-- Start of EXCERPTED DATA --
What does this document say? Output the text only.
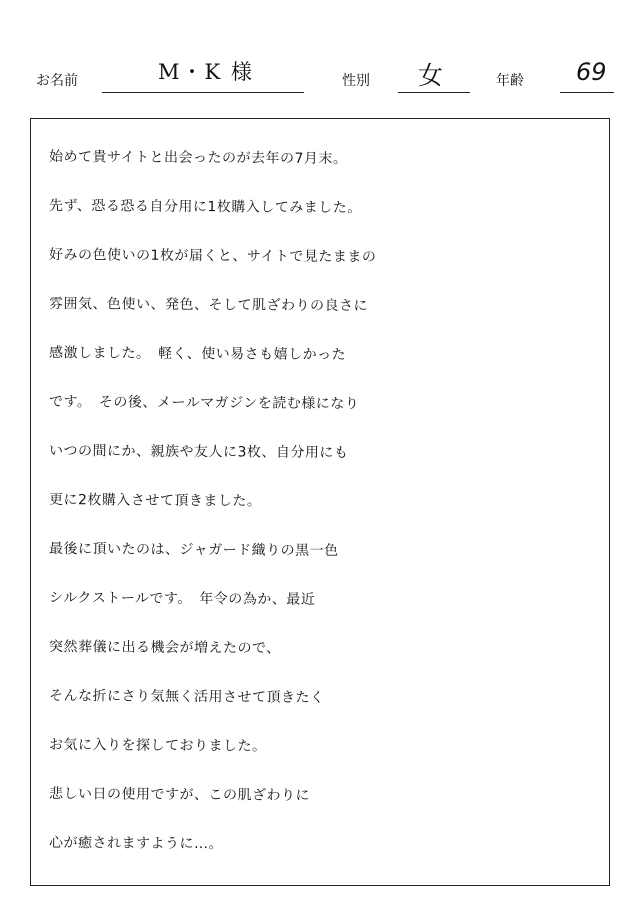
お名前	M・K 様	性別 女	年齢 69
始めて貴サイトと出会ったのが去年の7月末。
先ず、恐る恐る自分用に1枚購入してみました。
好みの色使いの1枚が届くと、サイトで見たままの
雰囲気、色使い、発色、そして肌ざわりの良さに
感激しました。　軽く、使い易さも嬉しかった
です。　その後、メールマガジンを読む様になり
いつの間にか、親族や友人に3枚、自分用にも
更に2枚購入させて頂きました。
最後に頂いたのは、ジャガード織りの黒一色
シルクストールです。　年令の為か、最近
突然葬儀に出る機会が増えたので、
そんな折にさり気無く活用させて頂きたく
お気に入りを探しておりました。
悲しい日の使用ですが、この肌ざわりに
心が癒されますように…。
-- End of EXCERPTED DATA --
#### [WHAT IS NEEDED]
Pictures in the data above should not be copied; transcribe everything else exactly.

#### [RESPONSE FOR THIS EXERCISE]
What does this document say? Output the text only.
お名前	M・K 様	性別 女	年齢 69
始めて貴サイトと出会ったのが去年の7月末。
先ず、恐る恐る自分用に1枚購入してみました。
好みの色使いの1枚が届くと、サイトで見たままの
雰囲気、色使い、発色、そして肌ざわりの良さに
感激しました。　軽く、使い易さも嬉しかった
です。　その後、メールマガジンを読む様になり
いつの間にか、親族や友人に3枚、自分用にも
更に2枚購入させて頂きました。
最後に頂いたのは、ジャガード織りの黒一色
シルクストールです。　年令の為か、最近
突然葬儀に出る機会が増えたので、
そんな折にさり気無く活用させて頂きたく
お気に入りを探しておりました。
悲しい日の使用ですが、この肌ざわりに
心が癒されますように…。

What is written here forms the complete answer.